(Figure record listings)
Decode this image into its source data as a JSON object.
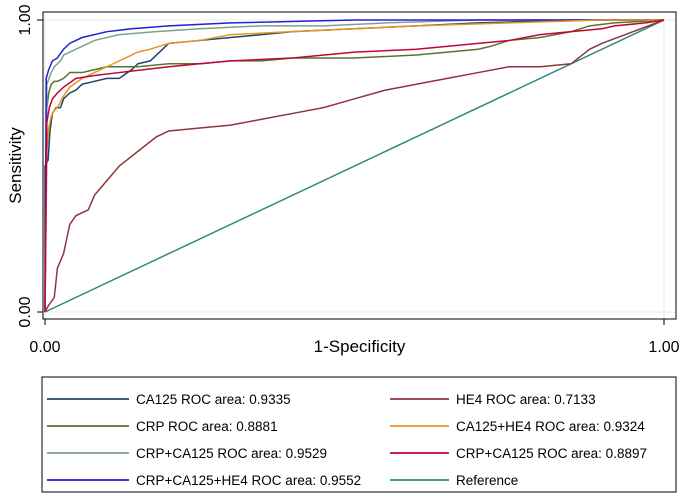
{
  "chart_data": {
    "type": "line",
    "title": "",
    "xlabel": "1-Specificity",
    "ylabel": "Sensitivity",
    "xlim": [
      0,
      1
    ],
    "ylim": [
      0,
      1
    ],
    "x_ticks": [
      "0.00",
      "1.00"
    ],
    "y_ticks": [
      "0.00",
      "1.00"
    ],
    "grid": true,
    "legend_position": "bottom",
    "series": [
      {
        "name": "CA125 ROC area: 0.9335",
        "color": "#1a476f",
        "points": [
          [
            0,
            0
          ],
          [
            0,
            0.5
          ],
          [
            0.005,
            0.52
          ],
          [
            0.008,
            0.62
          ],
          [
            0.012,
            0.68
          ],
          [
            0.018,
            0.7
          ],
          [
            0.025,
            0.7
          ],
          [
            0.03,
            0.73
          ],
          [
            0.04,
            0.75
          ],
          [
            0.05,
            0.76
          ],
          [
            0.06,
            0.78
          ],
          [
            0.08,
            0.79
          ],
          [
            0.1,
            0.8
          ],
          [
            0.12,
            0.8
          ],
          [
            0.14,
            0.83
          ],
          [
            0.15,
            0.85
          ],
          [
            0.17,
            0.86
          ],
          [
            0.19,
            0.9
          ],
          [
            0.2,
            0.92
          ],
          [
            0.25,
            0.93
          ],
          [
            0.3,
            0.94
          ],
          [
            0.35,
            0.95
          ],
          [
            0.4,
            0.96
          ],
          [
            0.5,
            0.97
          ],
          [
            0.6,
            0.98
          ],
          [
            0.7,
            0.99
          ],
          [
            0.85,
            1
          ],
          [
            1,
            1
          ]
        ]
      },
      {
        "name": "CRP ROC area: 0.8881",
        "color": "#55752f",
        "points": [
          [
            0,
            0
          ],
          [
            0.003,
            0.7
          ],
          [
            0.006,
            0.75
          ],
          [
            0.01,
            0.78
          ],
          [
            0.015,
            0.79
          ],
          [
            0.02,
            0.79
          ],
          [
            0.03,
            0.8
          ],
          [
            0.04,
            0.82
          ],
          [
            0.06,
            0.82
          ],
          [
            0.08,
            0.83
          ],
          [
            0.1,
            0.84
          ],
          [
            0.15,
            0.84
          ],
          [
            0.2,
            0.85
          ],
          [
            0.25,
            0.85
          ],
          [
            0.3,
            0.86
          ],
          [
            0.35,
            0.86
          ],
          [
            0.4,
            0.87
          ],
          [
            0.5,
            0.87
          ],
          [
            0.6,
            0.88
          ],
          [
            0.7,
            0.9
          ],
          [
            0.72,
            0.91
          ],
          [
            0.75,
            0.93
          ],
          [
            0.8,
            0.94
          ],
          [
            0.85,
            0.96
          ],
          [
            0.88,
            0.98
          ],
          [
            0.92,
            0.99
          ],
          [
            1,
            1
          ]
        ]
      },
      {
        "name": "CRP+CA125 ROC area: 0.9529",
        "color": "#7f9f8f",
        "points": [
          [
            0,
            0
          ],
          [
            0.003,
            0.78
          ],
          [
            0.01,
            0.82
          ],
          [
            0.015,
            0.84
          ],
          [
            0.025,
            0.86
          ],
          [
            0.03,
            0.88
          ],
          [
            0.05,
            0.9
          ],
          [
            0.08,
            0.93
          ],
          [
            0.12,
            0.95
          ],
          [
            0.18,
            0.96
          ],
          [
            0.25,
            0.97
          ],
          [
            0.35,
            0.98
          ],
          [
            0.45,
            0.98
          ],
          [
            0.55,
            0.99
          ],
          [
            0.7,
            1
          ],
          [
            1,
            1
          ]
        ]
      },
      {
        "name": "CRP+CA125+HE4 ROC area: 0.9552",
        "color": "#2020d8",
        "points": [
          [
            0,
            0
          ],
          [
            0.002,
            0.8
          ],
          [
            0.006,
            0.83
          ],
          [
            0.012,
            0.86
          ],
          [
            0.02,
            0.87
          ],
          [
            0.03,
            0.9
          ],
          [
            0.04,
            0.92
          ],
          [
            0.06,
            0.94
          ],
          [
            0.1,
            0.96
          ],
          [
            0.14,
            0.97
          ],
          [
            0.2,
            0.98
          ],
          [
            0.3,
            0.99
          ],
          [
            0.5,
            1
          ],
          [
            1,
            1
          ]
        ]
      },
      {
        "name": "HE4 ROC area: 0.7133",
        "color": "#90353b",
        "points": [
          [
            0,
            0
          ],
          [
            0.005,
            0.02
          ],
          [
            0.015,
            0.05
          ],
          [
            0.02,
            0.15
          ],
          [
            0.03,
            0.2
          ],
          [
            0.04,
            0.3
          ],
          [
            0.05,
            0.33
          ],
          [
            0.07,
            0.35
          ],
          [
            0.08,
            0.4
          ],
          [
            0.1,
            0.45
          ],
          [
            0.12,
            0.5
          ],
          [
            0.15,
            0.55
          ],
          [
            0.18,
            0.6
          ],
          [
            0.2,
            0.62
          ],
          [
            0.25,
            0.63
          ],
          [
            0.3,
            0.64
          ],
          [
            0.35,
            0.66
          ],
          [
            0.4,
            0.68
          ],
          [
            0.45,
            0.7
          ],
          [
            0.5,
            0.73
          ],
          [
            0.55,
            0.76
          ],
          [
            0.6,
            0.78
          ],
          [
            0.65,
            0.8
          ],
          [
            0.7,
            0.82
          ],
          [
            0.75,
            0.84
          ],
          [
            0.8,
            0.84
          ],
          [
            0.85,
            0.85
          ],
          [
            0.88,
            0.9
          ],
          [
            0.9,
            0.92
          ],
          [
            0.95,
            0.96
          ],
          [
            1,
            1
          ]
        ]
      },
      {
        "name": "CA125+HE4 ROC area: 0.9324",
        "color": "#e8951e",
        "points": [
          [
            0,
            0
          ],
          [
            0.003,
            0.55
          ],
          [
            0.006,
            0.63
          ],
          [
            0.01,
            0.67
          ],
          [
            0.015,
            0.69
          ],
          [
            0.02,
            0.7
          ],
          [
            0.025,
            0.72
          ],
          [
            0.03,
            0.74
          ],
          [
            0.04,
            0.77
          ],
          [
            0.06,
            0.8
          ],
          [
            0.08,
            0.82
          ],
          [
            0.1,
            0.84
          ],
          [
            0.12,
            0.86
          ],
          [
            0.14,
            0.88
          ],
          [
            0.15,
            0.89
          ],
          [
            0.17,
            0.9
          ],
          [
            0.2,
            0.92
          ],
          [
            0.25,
            0.93
          ],
          [
            0.3,
            0.95
          ],
          [
            0.4,
            0.96
          ],
          [
            0.5,
            0.97
          ],
          [
            0.6,
            0.98
          ],
          [
            0.75,
            0.99
          ],
          [
            0.9,
            1
          ],
          [
            1,
            1
          ]
        ]
      },
      {
        "name": "CRP+CA125 ROC area: 0.8897",
        "color": "#c10534",
        "points": [
          [
            0,
            0
          ],
          [
            0.003,
            0.65
          ],
          [
            0.007,
            0.7
          ],
          [
            0.012,
            0.73
          ],
          [
            0.02,
            0.75
          ],
          [
            0.03,
            0.77
          ],
          [
            0.05,
            0.8
          ],
          [
            0.08,
            0.81
          ],
          [
            0.12,
            0.82
          ],
          [
            0.2,
            0.84
          ],
          [
            0.25,
            0.85
          ],
          [
            0.3,
            0.86
          ],
          [
            0.4,
            0.87
          ],
          [
            0.5,
            0.89
          ],
          [
            0.6,
            0.9
          ],
          [
            0.7,
            0.92
          ],
          [
            0.75,
            0.93
          ],
          [
            0.8,
            0.95
          ],
          [
            0.85,
            0.96
          ],
          [
            0.9,
            0.97
          ],
          [
            0.92,
            0.98
          ],
          [
            0.97,
            0.99
          ],
          [
            1,
            1
          ]
        ]
      },
      {
        "name": "Reference",
        "color": "#2e8b7e",
        "points": [
          [
            0,
            0
          ],
          [
            1,
            1
          ]
        ]
      }
    ]
  }
}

THE PROBLEM:
From the material, report only how many lines include the word "name".

SOLUTION FOR THIS PROBLEM:
8